▶ [Given task]: Give back each entry unchanged, minus pictures.

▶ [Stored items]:

————

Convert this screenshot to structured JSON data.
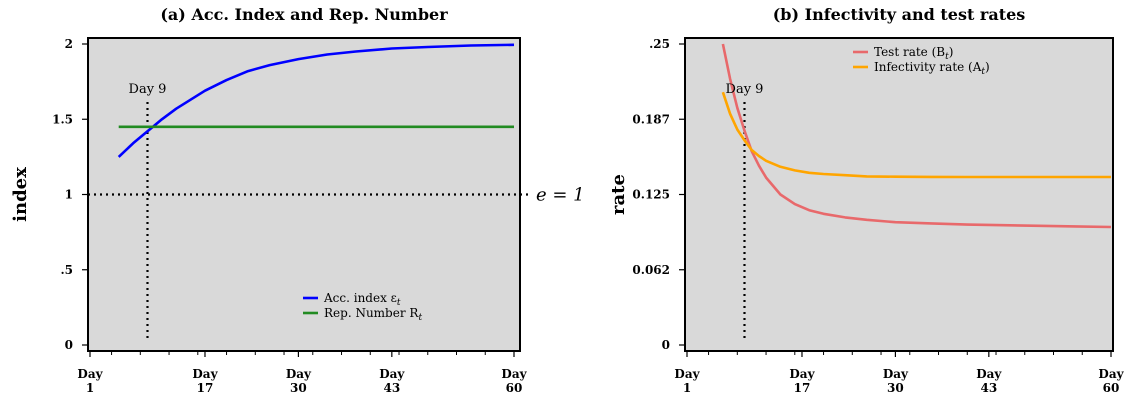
{
  "chart_data": [
    {
      "type": "line",
      "title": "(a) Acc. Index and Rep. Number",
      "ylabel": "index",
      "xlabel": "",
      "xlim": [
        1,
        60
      ],
      "ylim": [
        0,
        2
      ],
      "x_ticks": [
        {
          "x": 1,
          "label1": "Day",
          "label2": "1"
        },
        {
          "x": 17,
          "label1": "Day",
          "label2": "17"
        },
        {
          "x": 30,
          "label1": "Day",
          "label2": "30"
        },
        {
          "x": 43,
          "label1": "Day",
          "label2": "43"
        },
        {
          "x": 60,
          "label1": "Day",
          "label2": "60"
        }
      ],
      "y_ticks": [
        {
          "y": 0,
          "label": "0"
        },
        {
          "y": 0.5,
          "label": ".5"
        },
        {
          "y": 1,
          "label": "1"
        },
        {
          "y": 1.5,
          "label": "1.5"
        },
        {
          "y": 2,
          "label": "2"
        }
      ],
      "series": [
        {
          "name": "Acc. index ε",
          "subscript": "t",
          "color": "#0000ff",
          "x": [
            5,
            7,
            9,
            11,
            13,
            15,
            17,
            20,
            23,
            26,
            30,
            34,
            38,
            43,
            48,
            54,
            60
          ],
          "y": [
            1.25,
            1.34,
            1.42,
            1.5,
            1.57,
            1.63,
            1.69,
            1.76,
            1.82,
            1.86,
            1.9,
            1.93,
            1.95,
            1.97,
            1.98,
            1.99,
            1.995
          ]
        },
        {
          "name": "Rep. Number R",
          "subscript": "t",
          "color": "#228b22",
          "x": [
            5,
            60
          ],
          "y": [
            1.45,
            1.45
          ]
        }
      ],
      "annotations": [
        {
          "text": "Day 9",
          "x": 9,
          "y": 1.66
        },
        {
          "text": "e = 1",
          "y": 1
        }
      ],
      "ref_lines": {
        "vertical_x": 9,
        "horizontal_y": 1
      },
      "legend": "lower-right"
    },
    {
      "type": "line",
      "title": "(b) Infectivity and test rates",
      "ylabel": "rate",
      "xlabel": "",
      "xlim": [
        1,
        60
      ],
      "ylim": [
        0,
        0.25
      ],
      "x_ticks": [
        {
          "x": 1,
          "label1": "Day",
          "label2": "1"
        },
        {
          "x": 17,
          "label1": "Day",
          "label2": "17"
        },
        {
          "x": 30,
          "label1": "Day",
          "label2": "30"
        },
        {
          "x": 43,
          "label1": "Day",
          "label2": "43"
        },
        {
          "x": 60,
          "label1": "Day",
          "label2": "60"
        }
      ],
      "y_ticks": [
        {
          "y": 0,
          "label": "0"
        },
        {
          "y": 0.0625,
          "label": "0.062"
        },
        {
          "y": 0.125,
          "label": "0.125"
        },
        {
          "y": 0.1875,
          "label": "0.187"
        },
        {
          "y": 0.25,
          "label": ".25"
        }
      ],
      "series": [
        {
          "name": "Test rate (B",
          "subscript": "t",
          "suffix": ")",
          "color": "#e8696b",
          "x": [
            6,
            7,
            8,
            9,
            10,
            11,
            12,
            14,
            16,
            18,
            20,
            23,
            26,
            30,
            35,
            40,
            45,
            50,
            55,
            60
          ],
          "y": [
            0.25,
            0.221,
            0.197,
            0.178,
            0.161,
            0.149,
            0.139,
            0.125,
            0.117,
            0.112,
            0.109,
            0.106,
            0.104,
            0.102,
            0.101,
            0.1,
            0.0995,
            0.099,
            0.0985,
            0.098
          ]
        },
        {
          "name": "Infectivity rate (A",
          "subscript": "t",
          "suffix": ")",
          "color": "#ffa500",
          "x": [
            6,
            7,
            8,
            9,
            10,
            11,
            12,
            14,
            16,
            18,
            20,
            23,
            26,
            30,
            35,
            40,
            45,
            50,
            55,
            60
          ],
          "y": [
            0.21,
            0.192,
            0.179,
            0.17,
            0.162,
            0.157,
            0.153,
            0.148,
            0.145,
            0.143,
            0.142,
            0.141,
            0.14,
            0.1398,
            0.1396,
            0.1395,
            0.1395,
            0.1395,
            0.1395,
            0.1395
          ]
        }
      ],
      "annotations": [
        {
          "text": "Day 9",
          "x": 9,
          "y": 0.208
        }
      ],
      "ref_lines": {
        "vertical_x": 9
      },
      "legend": "top-right"
    }
  ]
}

————

▶ [Reply]:
Convert this screenshot to structured JSON data.
{
  "chart_data": [
    {
      "type": "line",
      "title": "(a) Acc. Index and Rep. Number",
      "ylabel": "index",
      "xlabel": "",
      "xlim": [
        1,
        60
      ],
      "ylim": [
        0,
        2
      ],
      "x_ticks": [
        {
          "x": 1,
          "label1": "Day",
          "label2": "1"
        },
        {
          "x": 17,
          "label1": "Day",
          "label2": "17"
        },
        {
          "x": 30,
          "label1": "Day",
          "label2": "30"
        },
        {
          "x": 43,
          "label1": "Day",
          "label2": "43"
        },
        {
          "x": 60,
          "label1": "Day",
          "label2": "60"
        }
      ],
      "y_ticks": [
        {
          "y": 0,
          "label": "0"
        },
        {
          "y": 0.5,
          "label": ".5"
        },
        {
          "y": 1,
          "label": "1"
        },
        {
          "y": 1.5,
          "label": "1.5"
        },
        {
          "y": 2,
          "label": "2"
        }
      ],
      "series": [
        {
          "name": "Acc. index ε",
          "subscript": "t",
          "color": "#0000ff",
          "x": [
            5,
            7,
            9,
            11,
            13,
            15,
            17,
            20,
            23,
            26,
            30,
            34,
            38,
            43,
            48,
            54,
            60
          ],
          "y": [
            1.25,
            1.34,
            1.42,
            1.5,
            1.57,
            1.63,
            1.69,
            1.76,
            1.82,
            1.86,
            1.9,
            1.93,
            1.95,
            1.97,
            1.98,
            1.99,
            1.995
          ]
        },
        {
          "name": "Rep. Number R",
          "subscript": "t",
          "color": "#228b22",
          "x": [
            5,
            60
          ],
          "y": [
            1.45,
            1.45
          ]
        }
      ],
      "annotations": [
        {
          "text": "Day 9",
          "x": 9,
          "y": 1.66
        },
        {
          "text": "e = 1",
          "y": 1
        }
      ],
      "ref_lines": {
        "vertical_x": 9,
        "horizontal_y": 1
      },
      "legend": "lower-right"
    },
    {
      "type": "line",
      "title": "(b) Infectivity and test rates",
      "ylabel": "rate",
      "xlabel": "",
      "xlim": [
        1,
        60
      ],
      "ylim": [
        0,
        0.25
      ],
      "x_ticks": [
        {
          "x": 1,
          "label1": "Day",
          "label2": "1"
        },
        {
          "x": 17,
          "label1": "Day",
          "label2": "17"
        },
        {
          "x": 30,
          "label1": "Day",
          "label2": "30"
        },
        {
          "x": 43,
          "label1": "Day",
          "label2": "43"
        },
        {
          "x": 60,
          "label1": "Day",
          "label2": "60"
        }
      ],
      "y_ticks": [
        {
          "y": 0,
          "label": "0"
        },
        {
          "y": 0.0625,
          "label": "0.062"
        },
        {
          "y": 0.125,
          "label": "0.125"
        },
        {
          "y": 0.1875,
          "label": "0.187"
        },
        {
          "y": 0.25,
          "label": ".25"
        }
      ],
      "series": [
        {
          "name": "Test rate (B",
          "subscript": "t",
          "suffix": ")",
          "color": "#e8696b",
          "x": [
            6,
            7,
            8,
            9,
            10,
            11,
            12,
            14,
            16,
            18,
            20,
            23,
            26,
            30,
            35,
            40,
            45,
            50,
            55,
            60
          ],
          "y": [
            0.25,
            0.221,
            0.197,
            0.178,
            0.161,
            0.149,
            0.139,
            0.125,
            0.117,
            0.112,
            0.109,
            0.106,
            0.104,
            0.102,
            0.101,
            0.1,
            0.0995,
            0.099,
            0.0985,
            0.098
          ]
        },
        {
          "name": "Infectivity rate (A",
          "subscript": "t",
          "suffix": ")",
          "color": "#ffa500",
          "x": [
            6,
            7,
            8,
            9,
            10,
            11,
            12,
            14,
            16,
            18,
            20,
            23,
            26,
            30,
            35,
            40,
            45,
            50,
            55,
            60
          ],
          "y": [
            0.21,
            0.192,
            0.179,
            0.17,
            0.162,
            0.157,
            0.153,
            0.148,
            0.145,
            0.143,
            0.142,
            0.141,
            0.14,
            0.1398,
            0.1396,
            0.1395,
            0.1395,
            0.1395,
            0.1395,
            0.1395
          ]
        }
      ],
      "annotations": [
        {
          "text": "Day 9",
          "x": 9,
          "y": 0.208
        }
      ],
      "ref_lines": {
        "vertical_x": 9
      },
      "legend": "top-right"
    }
  ]
}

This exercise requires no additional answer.